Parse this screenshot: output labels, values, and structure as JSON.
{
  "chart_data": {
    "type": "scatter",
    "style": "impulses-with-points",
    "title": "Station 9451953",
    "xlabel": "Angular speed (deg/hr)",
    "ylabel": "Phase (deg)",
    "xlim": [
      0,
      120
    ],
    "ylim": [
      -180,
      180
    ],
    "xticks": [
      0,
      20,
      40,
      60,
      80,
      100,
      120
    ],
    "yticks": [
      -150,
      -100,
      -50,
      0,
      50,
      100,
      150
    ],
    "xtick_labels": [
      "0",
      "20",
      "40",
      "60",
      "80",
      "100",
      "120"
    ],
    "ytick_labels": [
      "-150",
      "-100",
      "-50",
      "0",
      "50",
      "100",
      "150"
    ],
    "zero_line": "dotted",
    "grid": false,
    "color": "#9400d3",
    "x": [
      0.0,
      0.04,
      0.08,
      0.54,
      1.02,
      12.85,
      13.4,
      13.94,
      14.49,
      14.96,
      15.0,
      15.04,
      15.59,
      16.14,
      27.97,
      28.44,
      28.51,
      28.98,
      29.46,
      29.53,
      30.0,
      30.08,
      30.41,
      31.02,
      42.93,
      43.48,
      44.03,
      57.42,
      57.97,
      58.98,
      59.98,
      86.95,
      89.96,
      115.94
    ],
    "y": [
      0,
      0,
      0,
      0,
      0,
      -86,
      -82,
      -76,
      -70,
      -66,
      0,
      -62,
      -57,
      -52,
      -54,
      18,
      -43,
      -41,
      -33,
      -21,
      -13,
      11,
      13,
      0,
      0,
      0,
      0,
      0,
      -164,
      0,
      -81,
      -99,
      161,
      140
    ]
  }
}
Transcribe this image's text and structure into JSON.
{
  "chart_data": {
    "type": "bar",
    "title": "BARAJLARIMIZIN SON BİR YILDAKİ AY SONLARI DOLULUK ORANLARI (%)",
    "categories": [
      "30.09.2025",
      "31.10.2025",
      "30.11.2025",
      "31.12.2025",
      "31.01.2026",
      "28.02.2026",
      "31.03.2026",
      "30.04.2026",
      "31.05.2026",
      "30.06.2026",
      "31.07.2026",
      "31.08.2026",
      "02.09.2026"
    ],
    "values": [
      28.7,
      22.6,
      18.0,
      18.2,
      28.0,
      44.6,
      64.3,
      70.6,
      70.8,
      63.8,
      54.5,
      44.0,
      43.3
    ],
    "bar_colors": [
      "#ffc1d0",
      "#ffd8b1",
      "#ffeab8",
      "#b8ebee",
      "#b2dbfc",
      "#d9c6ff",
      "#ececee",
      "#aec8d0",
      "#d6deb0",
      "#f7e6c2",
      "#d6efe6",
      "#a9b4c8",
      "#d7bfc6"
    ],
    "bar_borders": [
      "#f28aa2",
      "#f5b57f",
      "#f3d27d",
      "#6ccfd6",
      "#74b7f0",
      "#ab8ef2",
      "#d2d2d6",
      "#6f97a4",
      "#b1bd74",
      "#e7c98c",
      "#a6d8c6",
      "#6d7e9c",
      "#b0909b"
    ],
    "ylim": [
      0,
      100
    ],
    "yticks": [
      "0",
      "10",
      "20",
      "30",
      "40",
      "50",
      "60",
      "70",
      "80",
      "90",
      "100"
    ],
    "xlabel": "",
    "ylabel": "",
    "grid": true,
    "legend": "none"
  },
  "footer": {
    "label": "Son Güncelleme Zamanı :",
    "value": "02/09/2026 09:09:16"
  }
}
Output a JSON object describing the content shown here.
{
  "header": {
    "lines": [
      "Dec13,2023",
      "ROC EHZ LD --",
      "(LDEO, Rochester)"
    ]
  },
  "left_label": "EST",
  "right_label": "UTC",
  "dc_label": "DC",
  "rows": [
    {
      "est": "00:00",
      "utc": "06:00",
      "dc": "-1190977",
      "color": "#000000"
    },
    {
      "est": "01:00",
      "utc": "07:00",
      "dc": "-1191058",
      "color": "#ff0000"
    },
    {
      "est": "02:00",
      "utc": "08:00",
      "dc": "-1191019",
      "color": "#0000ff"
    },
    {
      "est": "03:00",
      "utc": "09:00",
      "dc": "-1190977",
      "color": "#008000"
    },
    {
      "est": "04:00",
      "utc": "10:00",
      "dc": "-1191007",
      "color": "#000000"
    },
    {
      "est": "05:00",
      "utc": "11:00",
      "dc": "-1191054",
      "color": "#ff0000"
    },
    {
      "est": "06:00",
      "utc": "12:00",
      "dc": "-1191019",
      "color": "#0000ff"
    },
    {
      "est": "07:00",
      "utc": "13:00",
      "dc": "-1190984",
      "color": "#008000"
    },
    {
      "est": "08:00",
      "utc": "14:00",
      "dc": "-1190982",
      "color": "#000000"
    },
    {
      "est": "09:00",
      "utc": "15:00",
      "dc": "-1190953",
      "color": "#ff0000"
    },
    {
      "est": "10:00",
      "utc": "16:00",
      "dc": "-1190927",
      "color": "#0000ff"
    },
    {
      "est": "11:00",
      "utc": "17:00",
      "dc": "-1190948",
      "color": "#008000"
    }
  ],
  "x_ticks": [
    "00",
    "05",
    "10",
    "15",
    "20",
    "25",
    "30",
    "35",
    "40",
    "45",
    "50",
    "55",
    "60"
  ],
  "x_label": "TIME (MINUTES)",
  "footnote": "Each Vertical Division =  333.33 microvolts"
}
------
Where does the word "this" appear? Return each line that holds it.

Parse this screenshot: output labels, values, and structure as JSON.
Transcribe this image's text and structure into JSON.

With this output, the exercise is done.